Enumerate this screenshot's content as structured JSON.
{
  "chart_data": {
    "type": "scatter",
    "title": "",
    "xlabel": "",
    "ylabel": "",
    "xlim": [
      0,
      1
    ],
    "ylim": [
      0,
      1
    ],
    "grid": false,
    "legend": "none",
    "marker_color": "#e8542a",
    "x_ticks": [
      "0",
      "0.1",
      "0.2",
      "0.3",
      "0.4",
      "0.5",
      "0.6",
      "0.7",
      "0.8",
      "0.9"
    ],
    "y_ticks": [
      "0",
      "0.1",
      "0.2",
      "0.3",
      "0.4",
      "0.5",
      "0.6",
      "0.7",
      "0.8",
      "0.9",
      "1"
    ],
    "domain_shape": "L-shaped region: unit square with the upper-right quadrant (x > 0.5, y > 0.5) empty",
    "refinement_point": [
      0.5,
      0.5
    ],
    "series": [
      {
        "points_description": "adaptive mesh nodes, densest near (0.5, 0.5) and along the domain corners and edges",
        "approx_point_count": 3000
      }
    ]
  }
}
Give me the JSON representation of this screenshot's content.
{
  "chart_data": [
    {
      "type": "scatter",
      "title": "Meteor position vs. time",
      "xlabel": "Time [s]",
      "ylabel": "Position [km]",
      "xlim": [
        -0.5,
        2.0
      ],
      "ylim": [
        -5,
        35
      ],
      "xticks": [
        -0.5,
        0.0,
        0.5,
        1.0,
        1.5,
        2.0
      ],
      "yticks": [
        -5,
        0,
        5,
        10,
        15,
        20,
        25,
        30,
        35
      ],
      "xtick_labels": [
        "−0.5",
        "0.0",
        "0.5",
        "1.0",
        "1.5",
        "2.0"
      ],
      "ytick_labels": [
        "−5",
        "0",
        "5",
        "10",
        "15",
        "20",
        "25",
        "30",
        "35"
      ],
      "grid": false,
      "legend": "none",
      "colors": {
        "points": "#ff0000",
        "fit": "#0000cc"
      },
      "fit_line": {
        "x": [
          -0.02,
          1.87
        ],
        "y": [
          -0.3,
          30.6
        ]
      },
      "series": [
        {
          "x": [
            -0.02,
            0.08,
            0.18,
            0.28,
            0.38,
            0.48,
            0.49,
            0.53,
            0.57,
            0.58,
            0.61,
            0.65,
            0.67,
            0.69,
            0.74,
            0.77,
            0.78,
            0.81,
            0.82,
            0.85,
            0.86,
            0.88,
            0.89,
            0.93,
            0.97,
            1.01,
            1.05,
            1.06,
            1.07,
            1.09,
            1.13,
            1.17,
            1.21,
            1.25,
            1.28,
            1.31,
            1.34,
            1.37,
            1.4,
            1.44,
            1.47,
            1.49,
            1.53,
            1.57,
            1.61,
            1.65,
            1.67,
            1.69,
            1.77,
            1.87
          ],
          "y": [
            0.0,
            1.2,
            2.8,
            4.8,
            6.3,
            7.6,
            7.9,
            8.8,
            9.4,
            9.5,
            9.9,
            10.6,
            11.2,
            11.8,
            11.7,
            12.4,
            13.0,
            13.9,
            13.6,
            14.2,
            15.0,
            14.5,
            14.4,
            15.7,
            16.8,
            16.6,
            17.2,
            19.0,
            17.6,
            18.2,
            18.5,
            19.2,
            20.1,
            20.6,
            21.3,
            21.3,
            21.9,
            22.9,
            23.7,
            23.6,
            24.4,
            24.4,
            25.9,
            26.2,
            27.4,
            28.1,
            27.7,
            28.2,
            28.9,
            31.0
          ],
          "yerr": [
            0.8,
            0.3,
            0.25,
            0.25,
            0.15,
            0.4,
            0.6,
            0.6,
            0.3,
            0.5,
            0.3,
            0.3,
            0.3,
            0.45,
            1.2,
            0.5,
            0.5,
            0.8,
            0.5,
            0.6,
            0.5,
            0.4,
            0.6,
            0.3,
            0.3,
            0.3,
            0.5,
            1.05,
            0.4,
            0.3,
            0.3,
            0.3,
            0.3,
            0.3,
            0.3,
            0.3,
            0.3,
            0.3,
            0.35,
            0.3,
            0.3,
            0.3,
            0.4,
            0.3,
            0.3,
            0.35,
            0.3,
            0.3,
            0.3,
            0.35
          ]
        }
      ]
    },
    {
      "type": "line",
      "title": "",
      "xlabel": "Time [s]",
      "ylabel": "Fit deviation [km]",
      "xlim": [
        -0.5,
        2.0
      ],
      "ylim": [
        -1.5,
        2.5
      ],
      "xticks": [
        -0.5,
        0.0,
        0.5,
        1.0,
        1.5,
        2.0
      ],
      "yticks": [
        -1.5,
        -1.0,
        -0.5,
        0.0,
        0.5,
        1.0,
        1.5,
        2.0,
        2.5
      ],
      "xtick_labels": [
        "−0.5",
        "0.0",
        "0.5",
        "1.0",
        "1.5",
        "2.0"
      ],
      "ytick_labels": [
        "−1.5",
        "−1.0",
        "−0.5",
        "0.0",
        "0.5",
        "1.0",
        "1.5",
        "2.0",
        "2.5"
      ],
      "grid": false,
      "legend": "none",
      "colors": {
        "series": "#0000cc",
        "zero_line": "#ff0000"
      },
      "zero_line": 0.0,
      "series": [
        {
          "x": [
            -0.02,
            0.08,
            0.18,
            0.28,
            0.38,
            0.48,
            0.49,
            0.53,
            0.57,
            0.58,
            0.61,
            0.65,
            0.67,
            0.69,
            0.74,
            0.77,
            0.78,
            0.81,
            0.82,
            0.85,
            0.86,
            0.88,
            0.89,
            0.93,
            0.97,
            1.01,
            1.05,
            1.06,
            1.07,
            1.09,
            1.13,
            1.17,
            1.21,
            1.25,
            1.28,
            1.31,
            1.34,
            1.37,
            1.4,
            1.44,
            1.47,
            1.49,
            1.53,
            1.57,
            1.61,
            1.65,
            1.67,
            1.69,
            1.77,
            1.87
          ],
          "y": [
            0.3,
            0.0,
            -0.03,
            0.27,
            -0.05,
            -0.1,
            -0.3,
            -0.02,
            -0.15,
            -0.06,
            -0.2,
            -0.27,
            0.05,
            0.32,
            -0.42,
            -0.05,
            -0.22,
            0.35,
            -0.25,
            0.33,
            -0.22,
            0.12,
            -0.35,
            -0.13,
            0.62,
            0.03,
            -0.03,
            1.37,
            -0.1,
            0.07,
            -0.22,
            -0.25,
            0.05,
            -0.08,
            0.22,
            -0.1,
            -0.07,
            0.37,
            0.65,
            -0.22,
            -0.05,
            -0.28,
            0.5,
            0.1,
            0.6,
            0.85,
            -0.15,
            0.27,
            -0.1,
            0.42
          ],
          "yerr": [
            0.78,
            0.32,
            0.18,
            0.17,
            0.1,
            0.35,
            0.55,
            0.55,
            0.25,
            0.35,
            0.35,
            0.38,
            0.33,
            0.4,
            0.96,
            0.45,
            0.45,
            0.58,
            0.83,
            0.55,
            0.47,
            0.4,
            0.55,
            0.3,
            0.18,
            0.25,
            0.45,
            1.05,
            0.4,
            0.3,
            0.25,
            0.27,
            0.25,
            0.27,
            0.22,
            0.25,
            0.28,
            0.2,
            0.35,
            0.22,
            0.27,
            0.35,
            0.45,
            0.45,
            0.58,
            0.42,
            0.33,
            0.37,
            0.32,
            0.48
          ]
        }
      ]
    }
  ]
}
····················
■ PROBLEM DESCRIPTION
What is the number of lines that hold the string "screenshot"? Give it alone.

■ RESPONSE TO THIS TASK
2